Repeat each entry in full, exactly.

____ Records shown

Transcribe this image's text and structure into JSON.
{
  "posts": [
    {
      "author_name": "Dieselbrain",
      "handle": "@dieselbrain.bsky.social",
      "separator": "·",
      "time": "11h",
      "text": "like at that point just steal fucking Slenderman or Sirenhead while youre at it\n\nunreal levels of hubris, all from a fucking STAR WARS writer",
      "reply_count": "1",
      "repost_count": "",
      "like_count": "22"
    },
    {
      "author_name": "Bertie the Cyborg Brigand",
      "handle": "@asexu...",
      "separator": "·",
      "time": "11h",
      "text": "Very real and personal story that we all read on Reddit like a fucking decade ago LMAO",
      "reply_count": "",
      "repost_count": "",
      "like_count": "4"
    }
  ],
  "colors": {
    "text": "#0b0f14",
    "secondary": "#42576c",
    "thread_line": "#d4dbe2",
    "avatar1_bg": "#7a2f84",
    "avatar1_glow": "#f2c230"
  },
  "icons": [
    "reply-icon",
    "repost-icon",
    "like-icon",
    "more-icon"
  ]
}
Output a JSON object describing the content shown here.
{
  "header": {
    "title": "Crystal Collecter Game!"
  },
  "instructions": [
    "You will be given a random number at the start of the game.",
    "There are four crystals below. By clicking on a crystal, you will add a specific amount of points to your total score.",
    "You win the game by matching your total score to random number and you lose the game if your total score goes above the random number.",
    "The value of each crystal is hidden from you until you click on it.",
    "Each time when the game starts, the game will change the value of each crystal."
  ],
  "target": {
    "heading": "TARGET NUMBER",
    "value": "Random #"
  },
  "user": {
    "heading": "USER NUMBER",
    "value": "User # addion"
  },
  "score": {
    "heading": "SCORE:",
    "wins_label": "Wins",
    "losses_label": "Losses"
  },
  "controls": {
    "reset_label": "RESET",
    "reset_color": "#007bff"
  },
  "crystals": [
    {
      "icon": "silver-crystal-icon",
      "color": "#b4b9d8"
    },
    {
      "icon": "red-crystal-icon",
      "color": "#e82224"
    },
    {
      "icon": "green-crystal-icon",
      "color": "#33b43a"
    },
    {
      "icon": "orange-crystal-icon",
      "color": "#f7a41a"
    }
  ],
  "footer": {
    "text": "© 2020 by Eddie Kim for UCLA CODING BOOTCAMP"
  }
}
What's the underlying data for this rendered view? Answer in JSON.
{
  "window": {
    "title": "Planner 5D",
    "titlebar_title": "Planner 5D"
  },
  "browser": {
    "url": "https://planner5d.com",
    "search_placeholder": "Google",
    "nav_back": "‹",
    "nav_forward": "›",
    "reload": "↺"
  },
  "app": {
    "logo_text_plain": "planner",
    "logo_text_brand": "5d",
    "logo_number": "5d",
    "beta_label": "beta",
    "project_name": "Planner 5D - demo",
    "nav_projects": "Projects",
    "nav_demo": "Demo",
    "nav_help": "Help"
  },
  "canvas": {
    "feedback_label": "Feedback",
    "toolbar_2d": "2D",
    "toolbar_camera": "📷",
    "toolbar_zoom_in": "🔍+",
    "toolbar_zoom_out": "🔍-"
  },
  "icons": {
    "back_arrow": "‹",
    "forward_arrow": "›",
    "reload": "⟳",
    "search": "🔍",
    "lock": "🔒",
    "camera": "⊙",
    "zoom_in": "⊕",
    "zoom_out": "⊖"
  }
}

________

» **In response**:
Transcribe this image's text and structure into JSON.
{
  "posts": [
    {
      "author_name": "Dieselbrain",
      "handle": "@dieselbrain.bsky.social",
      "separator": "·",
      "time": "11h",
      "text": "like at that point just steal fucking Slenderman or Sirenhead while youre at it\n\nunreal levels of hubris, all from a fucking STAR WARS writer",
      "reply_count": "1",
      "repost_count": "",
      "like_count": "22"
    },
    {
      "author_name": "Bertie the Cyborg Brigand",
      "handle": "@asexu...",
      "separator": "·",
      "time": "11h",
      "text": "Very real and personal story that we all read on Reddit like a fucking decade ago LMAO",
      "reply_count": "",
      "repost_count": "",
      "like_count": "4"
    }
  ],
  "colors": {
    "text": "#0b0f14",
    "secondary": "#42576c",
    "thread_line": "#d4dbe2",
    "avatar1_bg": "#7a2f84",
    "avatar1_glow": "#f2c230"
  },
  "icons": [
    "reply-icon",
    "repost-icon",
    "like-icon",
    "more-icon"
  ]
}
Output a JSON object describing the content shown here.
{
  "header": {
    "title": "Crystal Collecter Game!"
  },
  "instructions": [
    "You will be given a random number at the start of the game.",
    "There are four crystals below. By clicking on a crystal, you will add a specific amount of points to your total score.",
    "You win the game by matching your total score to random number and you lose the game if your total score goes above the random number.",
    "The value of each crystal is hidden from you until you click on it.",
    "Each time when the game starts, the game will change the value of each crystal."
  ],
  "target": {
    "heading": "TARGET NUMBER",
    "value": "Random #"
  },
  "user": {
    "heading": "USER NUMBER",
    "value": "User # addion"
  },
  "score": {
    "heading": "SCORE:",
    "wins_label": "Wins",
    "losses_label": "Losses"
  },
  "controls": {
    "reset_label": "RESET",
    "reset_color": "#007bff"
  },
  "crystals": [
    {
      "icon": "silver-crystal-icon",
      "color": "#b4b9d8"
    },
    {
      "icon": "red-crystal-icon",
      "color": "#e82224"
    },
    {
      "icon": "green-crystal-icon",
      "color": "#33b43a"
    },
    {
      "icon": "orange-crystal-icon",
      "color": "#f7a41a"
    }
  ],
  "footer": {
    "text": "© 2020 by Eddie Kim for UCLA CODING BOOTCAMP"
  }
}
What's the underlying data for this rendered view? Answer in JSON.
{
  "window": {
    "title": "Planner 5D",
    "titlebar_title": "Planner 5D"
  },
  "browser": {
    "url": "https://planner5d.com",
    "search_placeholder": "Google",
    "nav_back": "‹",
    "nav_forward": "›",
    "reload": "↺"
  },
  "app": {
    "logo_text_plain": "planner",
    "logo_text_brand": "5d",
    "logo_number": "5d",
    "beta_label": "beta",
    "project_name": "Planner 5D - demo",
    "nav_projects": "Projects",
    "nav_demo": "Demo",
    "nav_help": "Help"
  },
  "canvas": {
    "feedback_label": "Feedback",
    "toolbar_2d": "2D",
    "toolbar_camera": "📷",
    "toolbar_zoom_in": "🔍+",
    "toolbar_zoom_out": "🔍-"
  },
  "icons": {
    "back_arrow": "‹",
    "forward_arrow": "›",
    "reload": "⟳",
    "search": "🔍",
    "lock": "🔒",
    "camera": "⊙",
    "zoom_in": "⊕",
    "zoom_out": "⊖"
  }
}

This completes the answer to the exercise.